Stored data entries
☆ ☆ ☆ ☆ ☆

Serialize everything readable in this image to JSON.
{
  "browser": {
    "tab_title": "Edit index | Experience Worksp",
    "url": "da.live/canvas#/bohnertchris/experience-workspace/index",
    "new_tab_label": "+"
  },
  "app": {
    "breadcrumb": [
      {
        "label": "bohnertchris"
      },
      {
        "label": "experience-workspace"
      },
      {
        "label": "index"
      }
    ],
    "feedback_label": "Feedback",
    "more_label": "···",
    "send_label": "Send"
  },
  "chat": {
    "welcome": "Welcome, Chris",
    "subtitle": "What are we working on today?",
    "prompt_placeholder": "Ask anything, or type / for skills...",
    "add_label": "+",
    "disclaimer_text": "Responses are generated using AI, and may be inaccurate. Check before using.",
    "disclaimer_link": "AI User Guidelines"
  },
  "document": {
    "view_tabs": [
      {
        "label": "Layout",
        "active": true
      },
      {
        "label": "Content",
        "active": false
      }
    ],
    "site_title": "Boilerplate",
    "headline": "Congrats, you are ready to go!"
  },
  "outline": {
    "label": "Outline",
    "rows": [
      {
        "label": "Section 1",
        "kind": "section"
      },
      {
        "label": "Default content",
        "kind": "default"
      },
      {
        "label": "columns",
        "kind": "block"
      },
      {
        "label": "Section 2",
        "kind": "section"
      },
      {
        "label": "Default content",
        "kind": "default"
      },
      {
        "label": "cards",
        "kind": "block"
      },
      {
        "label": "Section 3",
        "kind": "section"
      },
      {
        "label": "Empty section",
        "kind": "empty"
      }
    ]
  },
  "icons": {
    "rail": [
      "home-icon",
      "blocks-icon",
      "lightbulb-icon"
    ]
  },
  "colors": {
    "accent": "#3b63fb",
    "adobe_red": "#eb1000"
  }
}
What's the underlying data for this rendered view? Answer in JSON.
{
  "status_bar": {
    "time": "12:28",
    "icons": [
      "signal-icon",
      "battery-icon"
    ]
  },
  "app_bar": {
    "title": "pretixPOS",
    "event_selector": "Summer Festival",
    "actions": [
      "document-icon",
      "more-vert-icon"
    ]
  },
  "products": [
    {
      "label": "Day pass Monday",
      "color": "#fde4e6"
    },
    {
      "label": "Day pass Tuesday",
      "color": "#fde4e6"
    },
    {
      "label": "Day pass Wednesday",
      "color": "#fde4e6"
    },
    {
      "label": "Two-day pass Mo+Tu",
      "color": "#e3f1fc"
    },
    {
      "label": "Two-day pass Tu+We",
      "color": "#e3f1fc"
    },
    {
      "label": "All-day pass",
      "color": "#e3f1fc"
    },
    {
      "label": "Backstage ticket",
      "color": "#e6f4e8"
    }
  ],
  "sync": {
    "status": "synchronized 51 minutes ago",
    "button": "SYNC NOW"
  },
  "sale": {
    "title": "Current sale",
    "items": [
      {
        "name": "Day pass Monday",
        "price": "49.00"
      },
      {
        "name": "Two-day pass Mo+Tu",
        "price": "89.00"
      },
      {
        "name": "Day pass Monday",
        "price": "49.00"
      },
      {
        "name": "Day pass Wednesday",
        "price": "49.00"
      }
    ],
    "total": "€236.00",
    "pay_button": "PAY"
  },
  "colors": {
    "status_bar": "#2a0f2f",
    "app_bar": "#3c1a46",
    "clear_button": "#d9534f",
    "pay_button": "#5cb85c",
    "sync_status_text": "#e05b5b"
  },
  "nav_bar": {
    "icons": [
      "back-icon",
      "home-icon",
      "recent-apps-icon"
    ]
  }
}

☆ ☆ ☆ ☆ ☆

The records above should all be quoted exactly, please.

Serialize everything readable in this image to JSON.
{
  "browser": {
    "tab_title": "Edit index | Experience Worksp",
    "url": "da.live/canvas#/bohnertchris/experience-workspace/index",
    "new_tab_label": "+"
  },
  "app": {
    "breadcrumb": [
      {
        "label": "bohnertchris"
      },
      {
        "label": "experience-workspace"
      },
      {
        "label": "index"
      }
    ],
    "feedback_label": "Feedback",
    "more_label": "···",
    "send_label": "Send"
  },
  "chat": {
    "welcome": "Welcome, Chris",
    "subtitle": "What are we working on today?",
    "prompt_placeholder": "Ask anything, or type / for skills...",
    "add_label": "+",
    "disclaimer_text": "Responses are generated using AI, and may be inaccurate. Check before using.",
    "disclaimer_link": "AI User Guidelines"
  },
  "document": {
    "view_tabs": [
      {
        "label": "Layout",
        "active": true
      },
      {
        "label": "Content",
        "active": false
      }
    ],
    "site_title": "Boilerplate",
    "headline": "Congrats, you are ready to go!"
  },
  "outline": {
    "label": "Outline",
    "rows": [
      {
        "label": "Section 1",
        "kind": "section"
      },
      {
        "label": "Default content",
        "kind": "default"
      },
      {
        "label": "columns",
        "kind": "block"
      },
      {
        "label": "Section 2",
        "kind": "section"
      },
      {
        "label": "Default content",
        "kind": "default"
      },
      {
        "label": "cards",
        "kind": "block"
      },
      {
        "label": "Section 3",
        "kind": "section"
      },
      {
        "label": "Empty section",
        "kind": "empty"
      }
    ]
  },
  "icons": {
    "rail": [
      "home-icon",
      "blocks-icon",
      "lightbulb-icon"
    ]
  },
  "colors": {
    "accent": "#3b63fb",
    "adobe_red": "#eb1000"
  }
}
What's the underlying data for this rendered view? Answer in JSON.
{
  "status_bar": {
    "time": "12:28",
    "icons": [
      "signal-icon",
      "battery-icon"
    ]
  },
  "app_bar": {
    "title": "pretixPOS",
    "event_selector": "Summer Festival",
    "actions": [
      "document-icon",
      "more-vert-icon"
    ]
  },
  "products": [
    {
      "label": "Day pass Monday",
      "color": "#fde4e6"
    },
    {
      "label": "Day pass Tuesday",
      "color": "#fde4e6"
    },
    {
      "label": "Day pass Wednesday",
      "color": "#fde4e6"
    },
    {
      "label": "Two-day pass Mo+Tu",
      "color": "#e3f1fc"
    },
    {
      "label": "Two-day pass Tu+We",
      "color": "#e3f1fc"
    },
    {
      "label": "All-day pass",
      "color": "#e3f1fc"
    },
    {
      "label": "Backstage ticket",
      "color": "#e6f4e8"
    }
  ],
  "sync": {
    "status": "synchronized 51 minutes ago",
    "button": "SYNC NOW"
  },
  "sale": {
    "title": "Current sale",
    "items": [
      {
        "name": "Day pass Monday",
        "price": "49.00"
      },
      {
        "name": "Two-day pass Mo+Tu",
        "price": "89.00"
      },
      {
        "name": "Day pass Monday",
        "price": "49.00"
      },
      {
        "name": "Day pass Wednesday",
        "price": "49.00"
      }
    ],
    "total": "€236.00",
    "pay_button": "PAY"
  },
  "colors": {
    "status_bar": "#2a0f2f",
    "app_bar": "#3c1a46",
    "clear_button": "#d9534f",
    "pay_button": "#5cb85c",
    "sync_status_text": "#e05b5b"
  },
  "nav_bar": {
    "icons": [
      "back-icon",
      "home-icon",
      "recent-apps-icon"
    ]
  }
}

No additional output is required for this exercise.